▶ _SHORT EXERCISE_
Would you write out the entries below, every one of them, exactly?

▶ _ROWS_
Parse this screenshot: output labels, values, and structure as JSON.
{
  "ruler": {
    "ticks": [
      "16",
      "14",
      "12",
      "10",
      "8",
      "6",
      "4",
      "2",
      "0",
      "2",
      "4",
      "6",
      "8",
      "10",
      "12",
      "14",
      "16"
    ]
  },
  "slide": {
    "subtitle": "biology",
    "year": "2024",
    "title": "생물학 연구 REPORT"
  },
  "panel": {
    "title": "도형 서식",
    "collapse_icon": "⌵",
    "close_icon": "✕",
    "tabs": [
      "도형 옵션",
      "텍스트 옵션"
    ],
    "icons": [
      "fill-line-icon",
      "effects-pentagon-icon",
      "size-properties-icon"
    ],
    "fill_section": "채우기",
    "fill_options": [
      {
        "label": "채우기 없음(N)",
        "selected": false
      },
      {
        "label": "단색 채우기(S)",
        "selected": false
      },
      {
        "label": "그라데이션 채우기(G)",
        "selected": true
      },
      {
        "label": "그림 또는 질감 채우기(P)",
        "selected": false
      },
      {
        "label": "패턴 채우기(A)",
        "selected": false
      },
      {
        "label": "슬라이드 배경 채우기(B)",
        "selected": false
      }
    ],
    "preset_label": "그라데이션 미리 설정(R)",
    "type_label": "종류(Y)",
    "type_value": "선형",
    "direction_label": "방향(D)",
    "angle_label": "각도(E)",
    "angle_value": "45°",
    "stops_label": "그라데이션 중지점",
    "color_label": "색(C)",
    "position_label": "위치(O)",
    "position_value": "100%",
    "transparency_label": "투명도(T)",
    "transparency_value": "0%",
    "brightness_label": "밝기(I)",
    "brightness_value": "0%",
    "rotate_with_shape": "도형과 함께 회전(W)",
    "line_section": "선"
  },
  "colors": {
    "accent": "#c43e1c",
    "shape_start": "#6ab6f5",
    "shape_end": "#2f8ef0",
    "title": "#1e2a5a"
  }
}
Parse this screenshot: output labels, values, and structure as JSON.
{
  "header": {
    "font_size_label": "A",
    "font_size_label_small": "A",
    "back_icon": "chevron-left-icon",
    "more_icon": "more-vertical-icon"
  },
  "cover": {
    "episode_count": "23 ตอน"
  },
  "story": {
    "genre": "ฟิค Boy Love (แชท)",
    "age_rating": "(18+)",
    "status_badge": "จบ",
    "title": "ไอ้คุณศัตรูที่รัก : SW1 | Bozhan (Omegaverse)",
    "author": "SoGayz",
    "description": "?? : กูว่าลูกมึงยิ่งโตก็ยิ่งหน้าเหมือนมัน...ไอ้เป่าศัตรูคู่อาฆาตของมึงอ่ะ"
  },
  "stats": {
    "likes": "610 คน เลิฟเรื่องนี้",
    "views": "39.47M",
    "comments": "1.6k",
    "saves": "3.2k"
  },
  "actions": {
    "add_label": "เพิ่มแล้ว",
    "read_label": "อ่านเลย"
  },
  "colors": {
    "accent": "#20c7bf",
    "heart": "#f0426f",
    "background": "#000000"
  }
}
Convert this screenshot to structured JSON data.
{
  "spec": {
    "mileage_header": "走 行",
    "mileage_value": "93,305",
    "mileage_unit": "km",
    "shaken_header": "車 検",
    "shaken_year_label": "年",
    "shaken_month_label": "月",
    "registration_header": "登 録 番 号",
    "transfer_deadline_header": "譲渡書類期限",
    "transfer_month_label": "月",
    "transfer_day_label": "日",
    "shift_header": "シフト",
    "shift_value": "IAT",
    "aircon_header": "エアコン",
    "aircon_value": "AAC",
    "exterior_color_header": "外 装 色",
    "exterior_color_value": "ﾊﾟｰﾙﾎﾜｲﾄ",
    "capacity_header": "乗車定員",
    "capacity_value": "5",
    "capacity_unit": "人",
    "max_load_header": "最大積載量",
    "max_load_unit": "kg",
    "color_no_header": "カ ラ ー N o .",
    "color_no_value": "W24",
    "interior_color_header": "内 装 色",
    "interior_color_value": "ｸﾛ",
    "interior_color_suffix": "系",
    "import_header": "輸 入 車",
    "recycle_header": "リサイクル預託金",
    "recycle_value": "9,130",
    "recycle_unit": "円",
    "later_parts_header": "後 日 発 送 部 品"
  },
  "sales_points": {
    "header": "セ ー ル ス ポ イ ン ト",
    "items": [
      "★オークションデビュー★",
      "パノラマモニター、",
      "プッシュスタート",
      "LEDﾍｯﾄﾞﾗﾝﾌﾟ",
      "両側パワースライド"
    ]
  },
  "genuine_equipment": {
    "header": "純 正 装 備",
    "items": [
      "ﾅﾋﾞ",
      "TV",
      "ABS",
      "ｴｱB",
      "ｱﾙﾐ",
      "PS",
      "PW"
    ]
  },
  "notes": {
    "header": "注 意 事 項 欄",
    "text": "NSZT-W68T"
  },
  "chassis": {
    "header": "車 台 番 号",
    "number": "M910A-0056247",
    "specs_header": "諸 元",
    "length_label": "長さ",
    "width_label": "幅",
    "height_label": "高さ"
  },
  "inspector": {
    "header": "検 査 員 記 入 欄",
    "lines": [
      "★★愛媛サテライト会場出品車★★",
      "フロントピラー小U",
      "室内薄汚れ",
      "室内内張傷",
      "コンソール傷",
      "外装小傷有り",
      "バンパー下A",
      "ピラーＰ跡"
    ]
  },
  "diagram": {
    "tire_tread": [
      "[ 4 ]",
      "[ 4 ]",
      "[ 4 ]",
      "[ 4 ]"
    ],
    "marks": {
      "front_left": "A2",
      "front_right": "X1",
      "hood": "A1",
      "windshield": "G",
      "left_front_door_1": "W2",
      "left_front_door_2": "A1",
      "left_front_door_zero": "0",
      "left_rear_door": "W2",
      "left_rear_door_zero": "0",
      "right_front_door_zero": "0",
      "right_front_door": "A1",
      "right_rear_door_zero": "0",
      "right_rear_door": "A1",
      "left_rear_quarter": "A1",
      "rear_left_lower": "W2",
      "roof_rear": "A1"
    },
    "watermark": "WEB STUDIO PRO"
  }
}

▶ _ANSWER FOR THIS EXERCISE_
Parse this screenshot: output labels, values, and structure as JSON.
{
  "ruler": {
    "ticks": [
      "16",
      "14",
      "12",
      "10",
      "8",
      "6",
      "4",
      "2",
      "0",
      "2",
      "4",
      "6",
      "8",
      "10",
      "12",
      "14",
      "16"
    ]
  },
  "slide": {
    "subtitle": "biology",
    "year": "2024",
    "title": "생물학 연구 REPORT"
  },
  "panel": {
    "title": "도형 서식",
    "collapse_icon": "⌵",
    "close_icon": "✕",
    "tabs": [
      "도형 옵션",
      "텍스트 옵션"
    ],
    "icons": [
      "fill-line-icon",
      "effects-pentagon-icon",
      "size-properties-icon"
    ],
    "fill_section": "채우기",
    "fill_options": [
      {
        "label": "채우기 없음(N)",
        "selected": false
      },
      {
        "label": "단색 채우기(S)",
        "selected": false
      },
      {
        "label": "그라데이션 채우기(G)",
        "selected": true
      },
      {
        "label": "그림 또는 질감 채우기(P)",
        "selected": false
      },
      {
        "label": "패턴 채우기(A)",
        "selected": false
      },
      {
        "label": "슬라이드 배경 채우기(B)",
        "selected": false
      }
    ],
    "preset_label": "그라데이션 미리 설정(R)",
    "type_label": "종류(Y)",
    "type_value": "선형",
    "direction_label": "방향(D)",
    "angle_label": "각도(E)",
    "angle_value": "45°",
    "stops_label": "그라데이션 중지점",
    "color_label": "색(C)",
    "position_label": "위치(O)",
    "position_value": "100%",
    "transparency_label": "투명도(T)",
    "transparency_value": "0%",
    "brightness_label": "밝기(I)",
    "brightness_value": "0%",
    "rotate_with_shape": "도형과 함께 회전(W)",
    "line_section": "선"
  },
  "colors": {
    "accent": "#c43e1c",
    "shape_start": "#6ab6f5",
    "shape_end": "#2f8ef0",
    "title": "#1e2a5a"
  }
}
Parse this screenshot: output labels, values, and structure as JSON.
{
  "header": {
    "font_size_label": "A",
    "font_size_label_small": "A",
    "back_icon": "chevron-left-icon",
    "more_icon": "more-vertical-icon"
  },
  "cover": {
    "episode_count": "23 ตอน"
  },
  "story": {
    "genre": "ฟิค Boy Love (แชท)",
    "age_rating": "(18+)",
    "status_badge": "จบ",
    "title": "ไอ้คุณศัตรูที่รัก : SW1 | Bozhan (Omegaverse)",
    "author": "SoGayz",
    "description": "?? : กูว่าลูกมึงยิ่งโตก็ยิ่งหน้าเหมือนมัน...ไอ้เป่าศัตรูคู่อาฆาตของมึงอ่ะ"
  },
  "stats": {
    "likes": "610 คน เลิฟเรื่องนี้",
    "views": "39.47M",
    "comments": "1.6k",
    "saves": "3.2k"
  },
  "actions": {
    "add_label": "เพิ่มแล้ว",
    "read_label": "อ่านเลย"
  },
  "colors": {
    "accent": "#20c7bf",
    "heart": "#f0426f",
    "background": "#000000"
  }
}
Convert this screenshot to structured JSON data.
{
  "spec": {
    "mileage_header": "走 行",
    "mileage_value": "93,305",
    "mileage_unit": "km",
    "shaken_header": "車 検",
    "shaken_year_label": "年",
    "shaken_month_label": "月",
    "registration_header": "登 録 番 号",
    "transfer_deadline_header": "譲渡書類期限",
    "transfer_month_label": "月",
    "transfer_day_label": "日",
    "shift_header": "シフト",
    "shift_value": "IAT",
    "aircon_header": "エアコン",
    "aircon_value": "AAC",
    "exterior_color_header": "外 装 色",
    "exterior_color_value": "ﾊﾟｰﾙﾎﾜｲﾄ",
    "capacity_header": "乗車定員",
    "capacity_value": "5",
    "capacity_unit": "人",
    "max_load_header": "最大積載量",
    "max_load_unit": "kg",
    "color_no_header": "カ ラ ー N o .",
    "color_no_value": "W24",
    "interior_color_header": "内 装 色",
    "interior_color_value": "ｸﾛ",
    "interior_color_suffix": "系",
    "import_header": "輸 入 車",
    "recycle_header": "リサイクル預託金",
    "recycle_value": "9,130",
    "recycle_unit": "円",
    "later_parts_header": "後 日 発 送 部 品"
  },
  "sales_points": {
    "header": "セ ー ル ス ポ イ ン ト",
    "items": [
      "★オークションデビュー★",
      "パノラマモニター、",
      "プッシュスタート",
      "LEDﾍｯﾄﾞﾗﾝﾌﾟ",
      "両側パワースライド"
    ]
  },
  "genuine_equipment": {
    "header": "純 正 装 備",
    "items": [
      "ﾅﾋﾞ",
      "TV",
      "ABS",
      "ｴｱB",
      "ｱﾙﾐ",
      "PS",
      "PW"
    ]
  },
  "notes": {
    "header": "注 意 事 項 欄",
    "text": "NSZT-W68T"
  },
  "chassis": {
    "header": "車 台 番 号",
    "number": "M910A-0056247",
    "specs_header": "諸 元",
    "length_label": "長さ",
    "width_label": "幅",
    "height_label": "高さ"
  },
  "inspector": {
    "header": "検 査 員 記 入 欄",
    "lines": [
      "★★愛媛サテライト会場出品車★★",
      "フロントピラー小U",
      "室内薄汚れ",
      "室内内張傷",
      "コンソール傷",
      "外装小傷有り",
      "バンパー下A",
      "ピラーＰ跡"
    ]
  },
  "diagram": {
    "tire_tread": [
      "[ 4 ]",
      "[ 4 ]",
      "[ 4 ]",
      "[ 4 ]"
    ],
    "marks": {
      "front_left": "A2",
      "front_right": "X1",
      "hood": "A1",
      "windshield": "G",
      "left_front_door_1": "W2",
      "left_front_door_2": "A1",
      "left_front_door_zero": "0",
      "left_rear_door": "W2",
      "left_rear_door_zero": "0",
      "right_front_door_zero": "0",
      "right_front_door": "A1",
      "right_rear_door_zero": "0",
      "right_rear_door": "A1",
      "left_rear_quarter": "A1",
      "rear_left_lower": "W2",
      "roof_rear": "A1"
    },
    "watermark": "WEB STUDIO PRO"
  }
}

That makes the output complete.